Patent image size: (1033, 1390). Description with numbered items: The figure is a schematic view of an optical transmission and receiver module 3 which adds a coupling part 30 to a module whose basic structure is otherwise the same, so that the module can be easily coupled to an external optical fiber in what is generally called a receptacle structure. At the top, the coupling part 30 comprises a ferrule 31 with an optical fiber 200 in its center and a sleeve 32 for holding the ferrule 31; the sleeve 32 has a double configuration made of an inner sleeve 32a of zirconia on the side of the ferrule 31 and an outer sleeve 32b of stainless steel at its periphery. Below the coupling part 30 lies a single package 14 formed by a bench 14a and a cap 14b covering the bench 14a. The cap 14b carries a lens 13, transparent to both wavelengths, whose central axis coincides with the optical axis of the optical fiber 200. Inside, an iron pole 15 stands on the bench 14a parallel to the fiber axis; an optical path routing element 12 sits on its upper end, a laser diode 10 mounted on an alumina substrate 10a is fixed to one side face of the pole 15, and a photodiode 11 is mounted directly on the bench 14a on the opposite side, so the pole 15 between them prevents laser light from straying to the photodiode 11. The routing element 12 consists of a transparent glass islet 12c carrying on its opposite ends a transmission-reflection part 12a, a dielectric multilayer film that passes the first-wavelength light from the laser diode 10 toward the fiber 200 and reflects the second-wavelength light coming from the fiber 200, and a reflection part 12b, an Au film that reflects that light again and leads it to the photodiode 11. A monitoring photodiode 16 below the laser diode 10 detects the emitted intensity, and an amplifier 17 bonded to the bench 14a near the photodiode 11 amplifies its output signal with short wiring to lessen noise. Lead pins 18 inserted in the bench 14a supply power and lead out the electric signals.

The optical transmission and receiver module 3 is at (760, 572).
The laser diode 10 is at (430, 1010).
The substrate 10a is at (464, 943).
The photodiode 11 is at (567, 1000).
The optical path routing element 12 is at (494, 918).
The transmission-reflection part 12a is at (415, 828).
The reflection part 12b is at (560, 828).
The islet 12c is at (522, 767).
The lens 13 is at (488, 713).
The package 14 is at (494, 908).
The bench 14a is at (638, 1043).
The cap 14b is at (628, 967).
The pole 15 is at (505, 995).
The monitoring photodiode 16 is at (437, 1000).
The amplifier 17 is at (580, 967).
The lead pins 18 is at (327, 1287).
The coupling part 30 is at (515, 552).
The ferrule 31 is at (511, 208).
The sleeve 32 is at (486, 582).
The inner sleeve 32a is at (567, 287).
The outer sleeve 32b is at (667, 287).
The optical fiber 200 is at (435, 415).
━━━━━━━━━━━━━━━━━━━━
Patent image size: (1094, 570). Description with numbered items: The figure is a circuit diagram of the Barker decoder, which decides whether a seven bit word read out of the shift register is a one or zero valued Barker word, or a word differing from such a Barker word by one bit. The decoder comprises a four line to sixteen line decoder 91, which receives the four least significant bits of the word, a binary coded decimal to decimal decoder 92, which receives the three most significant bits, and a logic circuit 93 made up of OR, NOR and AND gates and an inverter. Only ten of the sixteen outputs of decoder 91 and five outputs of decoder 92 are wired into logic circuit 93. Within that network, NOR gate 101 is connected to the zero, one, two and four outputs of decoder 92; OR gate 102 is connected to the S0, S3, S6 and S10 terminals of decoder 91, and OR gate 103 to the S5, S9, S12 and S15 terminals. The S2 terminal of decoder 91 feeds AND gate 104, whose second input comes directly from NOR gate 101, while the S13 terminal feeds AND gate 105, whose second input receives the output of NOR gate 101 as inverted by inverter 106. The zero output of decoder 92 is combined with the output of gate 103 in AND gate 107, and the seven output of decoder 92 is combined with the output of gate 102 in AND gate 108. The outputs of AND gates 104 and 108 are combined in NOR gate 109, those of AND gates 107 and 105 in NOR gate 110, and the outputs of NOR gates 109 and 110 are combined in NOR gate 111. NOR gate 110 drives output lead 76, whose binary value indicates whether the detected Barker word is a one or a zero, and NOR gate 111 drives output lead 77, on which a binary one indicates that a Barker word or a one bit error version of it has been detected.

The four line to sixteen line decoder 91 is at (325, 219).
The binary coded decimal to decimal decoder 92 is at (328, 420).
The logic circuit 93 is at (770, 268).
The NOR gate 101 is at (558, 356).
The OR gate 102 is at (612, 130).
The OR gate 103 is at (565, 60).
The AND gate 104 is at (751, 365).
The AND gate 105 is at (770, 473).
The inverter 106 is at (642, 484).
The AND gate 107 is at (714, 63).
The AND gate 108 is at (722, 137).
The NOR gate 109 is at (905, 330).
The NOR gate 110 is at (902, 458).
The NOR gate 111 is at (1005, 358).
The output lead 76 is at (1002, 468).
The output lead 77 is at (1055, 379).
━━━━━━━━━━━━━━━━━━━━
▶ [WHAT TO WORK ON]: Return the records from the line with "Patent image size: (1033, 1390)." to the line with "The transmission-reflection part", copying each line unchanged.

▶ [SOLUTION TO THIS TASK]:
Patent image size: (1033, 1390). Description with numbered items: The figure is a schematic view of an optical transmission and receiver module 3 which adds a coupling part 30 to a module whose basic structure is otherwise the same, so that the module can be easily coupled to an external optical fiber in what is generally called a receptacle structure. At the top, the coupling part 30 comprises a ferrule 31 with an optical fiber 200 in its center and a sleeve 32 for holding the ferrule 31; the sleeve 32 has a double configuration made of an inner sleeve 32a of zirconia on the side of the ferrule 31 and an outer sleeve 32b of stainless steel at its periphery. Below the coupling part 30 lies a single package 14 formed by a bench 14a and a cap 14b covering the bench 14a. The cap 14b carries a lens 13, transparent to both wavelengths, whose central axis coincides with the optical axis of the optical fiber 200. Inside, an iron pole 15 stands on the bench 14a parallel to the fiber axis; an optical path routing element 12 sits on its upper end, a laser diode 10 mounted on an alumina substrate 10a is fixed to one side face of the pole 15, and a photodiode 11 is mounted directly on the bench 14a on the opposite side, so the pole 15 between them prevents laser light from straying to the photodiode 11. The routing element 12 consists of a transparent glass islet 12c carrying on its opposite ends a transmission-reflection part 12a, a dielectric multilayer film that passes the first-wavelength light from the laser diode 10 toward the fiber 200 and reflects the second-wavelength light coming from the fiber 200, and a reflection part 12b, an Au film that reflects that light again and leads it to the photodiode 11. A monitoring photodiode 16 below the laser diode 10 detects the emitted intensity, and an amplifier 17 bonded to the bench 14a near the photodiode 11 amplifies its output signal with short wiring to lessen noise. Lead pins 18 inserted in the bench 14a supply power and lead out the electric signals.

The optical transmission and receiver module 3 is at (760, 572).
The laser diode 10 is at (430, 1010).
The substrate 10a is at (464, 943).
The photodiode 11 is at (567, 1000).
The optical path routing element 12 is at (494, 918).
The transmission-reflection part 12a is at (415, 828).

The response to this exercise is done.